§ **Short task**:
Pick out every line of the entries below where "Deep" occurs, and copy those lines.

---- Stored data

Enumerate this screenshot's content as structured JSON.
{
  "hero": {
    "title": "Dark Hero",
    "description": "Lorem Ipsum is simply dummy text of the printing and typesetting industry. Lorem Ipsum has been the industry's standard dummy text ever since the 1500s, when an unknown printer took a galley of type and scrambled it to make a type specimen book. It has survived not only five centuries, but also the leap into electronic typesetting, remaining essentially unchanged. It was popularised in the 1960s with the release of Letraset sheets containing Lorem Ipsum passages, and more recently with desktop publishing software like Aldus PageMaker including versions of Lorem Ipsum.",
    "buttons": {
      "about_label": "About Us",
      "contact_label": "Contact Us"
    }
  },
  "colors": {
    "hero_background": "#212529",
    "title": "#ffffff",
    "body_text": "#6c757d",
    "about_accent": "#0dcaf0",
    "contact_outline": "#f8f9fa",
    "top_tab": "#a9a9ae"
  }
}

--------
---- Stored data

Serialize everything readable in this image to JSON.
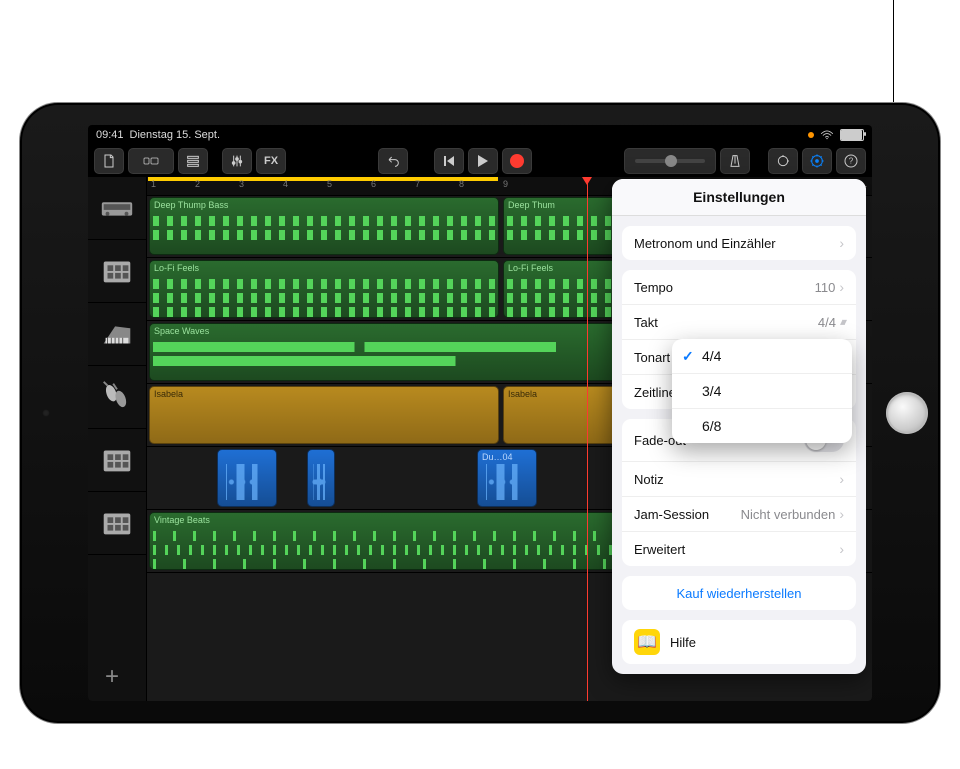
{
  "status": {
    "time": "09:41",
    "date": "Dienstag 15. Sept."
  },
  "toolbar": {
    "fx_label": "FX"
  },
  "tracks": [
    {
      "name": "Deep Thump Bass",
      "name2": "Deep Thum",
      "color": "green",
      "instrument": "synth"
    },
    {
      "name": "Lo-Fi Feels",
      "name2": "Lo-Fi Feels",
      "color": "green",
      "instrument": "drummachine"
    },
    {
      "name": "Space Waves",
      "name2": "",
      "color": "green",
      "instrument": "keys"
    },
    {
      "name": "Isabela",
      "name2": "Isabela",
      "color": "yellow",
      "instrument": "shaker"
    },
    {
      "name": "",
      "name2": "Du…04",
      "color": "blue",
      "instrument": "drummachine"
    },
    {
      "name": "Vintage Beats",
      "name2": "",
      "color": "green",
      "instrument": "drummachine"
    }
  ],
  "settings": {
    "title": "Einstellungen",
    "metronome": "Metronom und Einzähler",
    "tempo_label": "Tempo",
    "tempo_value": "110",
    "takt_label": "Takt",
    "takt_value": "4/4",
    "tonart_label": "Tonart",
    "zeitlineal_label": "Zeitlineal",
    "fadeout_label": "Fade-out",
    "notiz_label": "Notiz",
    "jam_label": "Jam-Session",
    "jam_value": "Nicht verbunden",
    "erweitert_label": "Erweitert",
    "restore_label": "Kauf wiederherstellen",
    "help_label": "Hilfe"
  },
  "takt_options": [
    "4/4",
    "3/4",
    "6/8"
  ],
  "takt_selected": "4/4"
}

--------

§ **Right answer**:
      "name": "Deep Thump Bass",
      "name2": "Deep Thum",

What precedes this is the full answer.